Extracted records:
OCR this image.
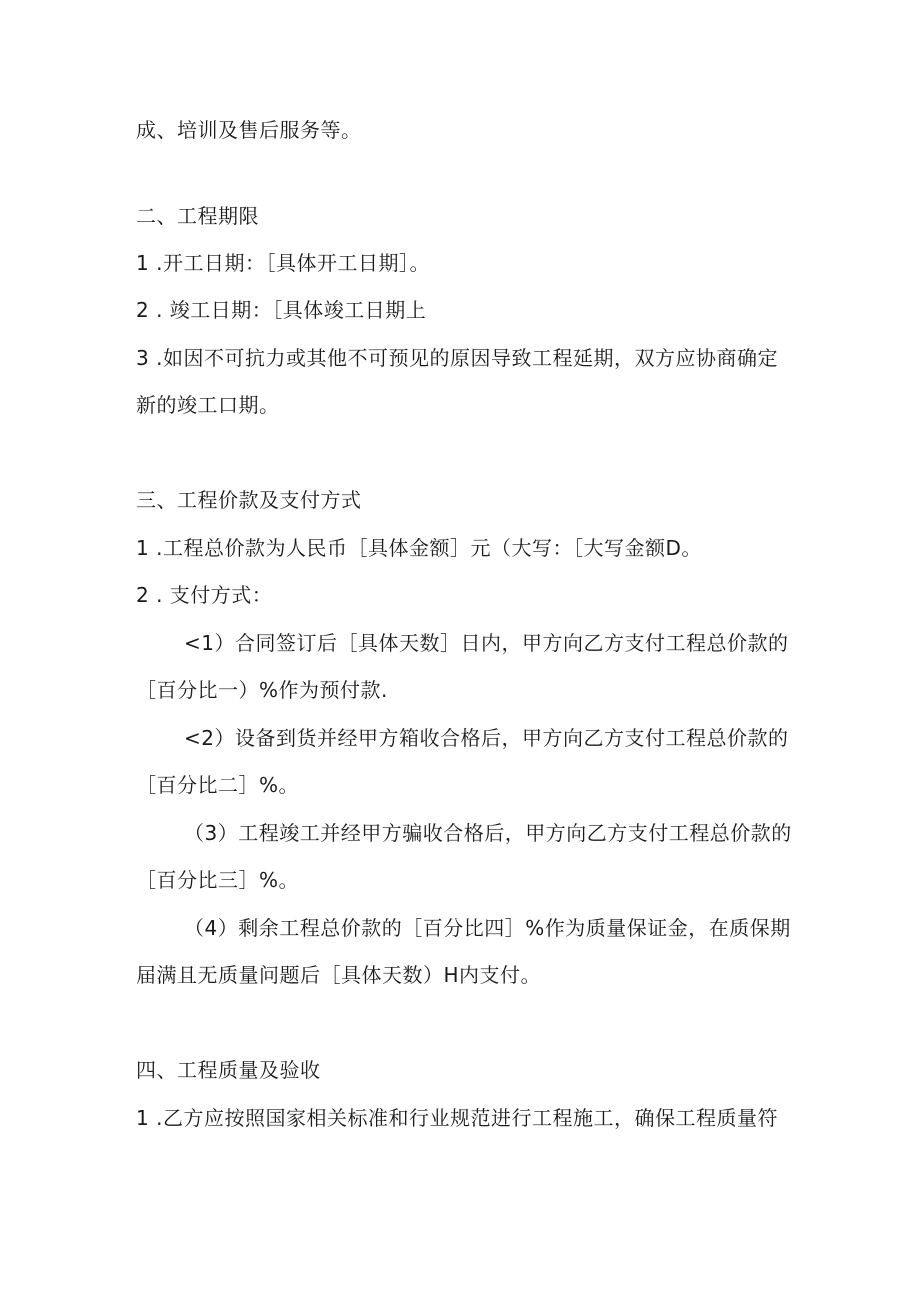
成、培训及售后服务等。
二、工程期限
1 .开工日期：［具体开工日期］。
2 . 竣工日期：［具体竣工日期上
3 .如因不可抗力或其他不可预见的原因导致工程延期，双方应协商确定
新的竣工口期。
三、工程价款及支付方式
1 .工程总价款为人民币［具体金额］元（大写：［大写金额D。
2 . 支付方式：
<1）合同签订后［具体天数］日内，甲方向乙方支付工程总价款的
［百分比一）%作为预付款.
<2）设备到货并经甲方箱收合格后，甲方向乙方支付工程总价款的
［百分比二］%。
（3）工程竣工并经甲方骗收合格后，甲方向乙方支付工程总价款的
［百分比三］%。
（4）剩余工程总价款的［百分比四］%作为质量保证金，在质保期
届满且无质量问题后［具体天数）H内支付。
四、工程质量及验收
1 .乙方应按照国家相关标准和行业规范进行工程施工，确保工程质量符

== Stated problem ==
Only a number is wanted: how many lines of the material above hold "甲方向乙方支付工程总价款的"?

== Written answer ==
3